■ EXERCISE BRIEF ■
Among the lines below, how many carry the string "projects"? Reply with a number and nothing else.

■ EXCERPTED DATA ■
********

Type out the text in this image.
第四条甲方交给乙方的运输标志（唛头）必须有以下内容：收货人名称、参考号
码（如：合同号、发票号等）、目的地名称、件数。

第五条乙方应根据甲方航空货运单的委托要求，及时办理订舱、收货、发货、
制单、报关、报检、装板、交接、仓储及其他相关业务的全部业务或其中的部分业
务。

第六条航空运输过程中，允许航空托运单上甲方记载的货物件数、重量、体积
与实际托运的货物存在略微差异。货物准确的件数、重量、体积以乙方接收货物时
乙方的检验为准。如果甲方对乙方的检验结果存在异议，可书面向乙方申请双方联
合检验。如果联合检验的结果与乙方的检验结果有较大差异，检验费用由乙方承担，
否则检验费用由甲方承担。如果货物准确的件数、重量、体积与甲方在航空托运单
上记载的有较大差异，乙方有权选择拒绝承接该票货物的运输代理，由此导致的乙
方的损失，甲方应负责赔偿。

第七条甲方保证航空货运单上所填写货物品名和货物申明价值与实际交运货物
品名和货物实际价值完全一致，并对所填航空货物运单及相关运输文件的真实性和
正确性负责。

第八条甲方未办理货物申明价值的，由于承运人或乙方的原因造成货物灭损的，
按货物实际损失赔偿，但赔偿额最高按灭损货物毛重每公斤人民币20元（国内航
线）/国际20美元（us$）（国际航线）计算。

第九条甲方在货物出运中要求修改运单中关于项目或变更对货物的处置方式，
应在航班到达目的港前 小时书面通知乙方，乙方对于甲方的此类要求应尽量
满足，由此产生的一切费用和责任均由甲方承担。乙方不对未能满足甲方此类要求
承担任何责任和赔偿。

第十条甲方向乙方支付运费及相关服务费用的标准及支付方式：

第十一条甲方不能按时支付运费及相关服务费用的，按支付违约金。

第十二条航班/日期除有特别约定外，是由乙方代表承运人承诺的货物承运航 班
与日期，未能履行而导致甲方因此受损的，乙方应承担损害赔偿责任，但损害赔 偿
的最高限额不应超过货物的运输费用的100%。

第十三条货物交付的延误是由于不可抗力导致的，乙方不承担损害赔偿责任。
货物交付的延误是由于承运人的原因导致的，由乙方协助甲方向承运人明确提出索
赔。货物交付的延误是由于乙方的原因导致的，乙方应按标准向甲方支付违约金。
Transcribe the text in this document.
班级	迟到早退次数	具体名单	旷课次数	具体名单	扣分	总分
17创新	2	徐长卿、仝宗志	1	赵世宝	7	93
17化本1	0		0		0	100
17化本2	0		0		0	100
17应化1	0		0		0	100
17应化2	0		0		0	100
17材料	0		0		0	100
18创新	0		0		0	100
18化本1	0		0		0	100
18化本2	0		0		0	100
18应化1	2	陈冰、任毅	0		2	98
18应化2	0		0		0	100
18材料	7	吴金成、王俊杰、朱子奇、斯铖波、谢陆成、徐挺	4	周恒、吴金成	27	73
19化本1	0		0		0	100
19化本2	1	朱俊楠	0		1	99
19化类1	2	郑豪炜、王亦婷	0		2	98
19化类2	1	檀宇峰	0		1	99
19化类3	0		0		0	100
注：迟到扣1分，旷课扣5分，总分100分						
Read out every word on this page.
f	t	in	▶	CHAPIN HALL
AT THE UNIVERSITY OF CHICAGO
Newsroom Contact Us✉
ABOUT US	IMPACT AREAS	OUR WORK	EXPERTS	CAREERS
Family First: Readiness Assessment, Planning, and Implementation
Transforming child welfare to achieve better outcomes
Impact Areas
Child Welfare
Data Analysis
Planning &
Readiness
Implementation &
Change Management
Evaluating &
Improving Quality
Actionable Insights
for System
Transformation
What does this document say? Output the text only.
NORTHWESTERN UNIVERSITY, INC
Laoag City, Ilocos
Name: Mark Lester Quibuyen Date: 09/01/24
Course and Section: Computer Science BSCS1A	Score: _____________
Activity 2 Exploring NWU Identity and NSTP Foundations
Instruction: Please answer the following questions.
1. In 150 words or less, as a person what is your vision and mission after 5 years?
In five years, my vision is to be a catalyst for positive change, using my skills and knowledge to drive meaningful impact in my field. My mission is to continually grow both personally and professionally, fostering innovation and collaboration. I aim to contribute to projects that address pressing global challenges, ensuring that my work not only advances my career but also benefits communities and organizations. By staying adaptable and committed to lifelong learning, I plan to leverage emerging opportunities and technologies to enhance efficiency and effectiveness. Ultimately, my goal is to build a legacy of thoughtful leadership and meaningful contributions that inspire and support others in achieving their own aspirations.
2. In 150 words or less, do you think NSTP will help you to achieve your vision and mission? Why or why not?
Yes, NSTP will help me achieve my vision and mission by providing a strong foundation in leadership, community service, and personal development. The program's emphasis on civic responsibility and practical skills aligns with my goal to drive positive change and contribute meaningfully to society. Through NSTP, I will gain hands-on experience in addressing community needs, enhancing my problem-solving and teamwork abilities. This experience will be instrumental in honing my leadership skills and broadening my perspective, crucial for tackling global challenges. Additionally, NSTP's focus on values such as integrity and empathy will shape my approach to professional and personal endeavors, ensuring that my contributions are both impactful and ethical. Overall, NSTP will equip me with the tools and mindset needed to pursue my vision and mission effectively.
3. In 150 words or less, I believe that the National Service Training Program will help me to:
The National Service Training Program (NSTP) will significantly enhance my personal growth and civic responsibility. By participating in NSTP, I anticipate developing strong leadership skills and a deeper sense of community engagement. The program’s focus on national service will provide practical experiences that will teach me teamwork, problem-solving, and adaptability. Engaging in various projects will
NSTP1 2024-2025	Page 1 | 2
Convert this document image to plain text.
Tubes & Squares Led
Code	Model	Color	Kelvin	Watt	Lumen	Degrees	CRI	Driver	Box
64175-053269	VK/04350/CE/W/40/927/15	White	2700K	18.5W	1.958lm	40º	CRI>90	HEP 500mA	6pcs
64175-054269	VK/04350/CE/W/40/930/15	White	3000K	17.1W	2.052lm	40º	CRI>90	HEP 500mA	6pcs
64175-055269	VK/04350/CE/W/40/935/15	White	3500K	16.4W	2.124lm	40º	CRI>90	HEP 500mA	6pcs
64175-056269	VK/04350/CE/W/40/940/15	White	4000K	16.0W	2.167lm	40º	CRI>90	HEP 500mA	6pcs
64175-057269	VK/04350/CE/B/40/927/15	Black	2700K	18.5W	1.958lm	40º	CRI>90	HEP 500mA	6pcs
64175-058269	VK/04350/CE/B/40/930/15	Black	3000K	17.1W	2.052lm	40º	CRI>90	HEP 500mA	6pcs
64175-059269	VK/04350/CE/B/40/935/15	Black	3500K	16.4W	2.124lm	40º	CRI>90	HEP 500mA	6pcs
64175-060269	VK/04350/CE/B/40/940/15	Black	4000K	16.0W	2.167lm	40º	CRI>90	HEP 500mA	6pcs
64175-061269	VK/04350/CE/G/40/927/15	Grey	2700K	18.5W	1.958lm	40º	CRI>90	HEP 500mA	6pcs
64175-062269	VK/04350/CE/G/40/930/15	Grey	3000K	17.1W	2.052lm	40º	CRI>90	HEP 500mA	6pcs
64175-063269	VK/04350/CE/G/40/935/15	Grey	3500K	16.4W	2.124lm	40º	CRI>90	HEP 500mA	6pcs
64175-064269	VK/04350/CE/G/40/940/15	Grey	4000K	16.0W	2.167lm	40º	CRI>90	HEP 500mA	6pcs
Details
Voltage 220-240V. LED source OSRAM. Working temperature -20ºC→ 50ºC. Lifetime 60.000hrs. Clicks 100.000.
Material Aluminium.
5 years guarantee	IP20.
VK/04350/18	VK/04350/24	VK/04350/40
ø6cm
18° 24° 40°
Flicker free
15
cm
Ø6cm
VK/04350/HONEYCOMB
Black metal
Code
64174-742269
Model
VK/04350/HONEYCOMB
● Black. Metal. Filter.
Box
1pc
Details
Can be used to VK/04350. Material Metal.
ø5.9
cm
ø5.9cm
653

********

■ RESPONSE ■
2